- Venue: National Stadium Gymnasium
- Date: 25 May 1958
- Competitors: 7 from 7 nations

Medalists
| gold medal | Lee Jang-woo | South Korea |
| silver medal | Esmaeil Elmkhah | Iran |
| bronze medal | Keiji Hagio | Japan |

= Weightlifting at the 1958 Asian Games – Men's 52 kg =

The men's flyweight (52 kilograms) event at the 1958 Asian Games took place on 25 May 1958 at the National Stadium Gymnasium in Tokyo, Japan.

The flyweight division has been added as the lightest weight category for the 1958 Asian Games.

> _Directions_:
A. In the weightlifting text, who won the silver medal in the men's 52 kg event?
B. Write out the passage of the weightlifting text that begins at the words "The men's flyweight" and ends after the words "1958 Asian Games.".

> _Study material_:
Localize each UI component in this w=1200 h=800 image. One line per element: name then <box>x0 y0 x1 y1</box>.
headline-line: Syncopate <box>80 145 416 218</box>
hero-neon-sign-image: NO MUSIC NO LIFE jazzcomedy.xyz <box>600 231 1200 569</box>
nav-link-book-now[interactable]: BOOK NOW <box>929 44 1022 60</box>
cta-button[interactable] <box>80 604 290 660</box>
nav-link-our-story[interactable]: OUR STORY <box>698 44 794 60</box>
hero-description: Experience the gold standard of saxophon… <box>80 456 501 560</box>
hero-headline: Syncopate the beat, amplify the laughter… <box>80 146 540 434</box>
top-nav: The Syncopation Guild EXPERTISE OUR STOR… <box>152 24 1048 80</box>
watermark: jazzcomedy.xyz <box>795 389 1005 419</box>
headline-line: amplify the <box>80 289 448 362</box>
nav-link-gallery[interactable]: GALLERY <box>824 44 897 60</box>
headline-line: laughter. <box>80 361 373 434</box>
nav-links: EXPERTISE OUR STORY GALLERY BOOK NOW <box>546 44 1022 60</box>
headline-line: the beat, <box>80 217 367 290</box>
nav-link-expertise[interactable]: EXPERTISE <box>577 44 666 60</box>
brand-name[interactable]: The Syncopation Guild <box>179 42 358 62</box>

> _Solution list_:
A. Esmaeil Elmkhah of Iran.

B.
The men's flyweight (52 kilograms) event at the 1958 Asian Games took place on 25 May 1958 at the National Stadium Gymnasium in Tokyo, Japan.

The flyweight division has been added as the lightest weight category for the 1958 Asian Games.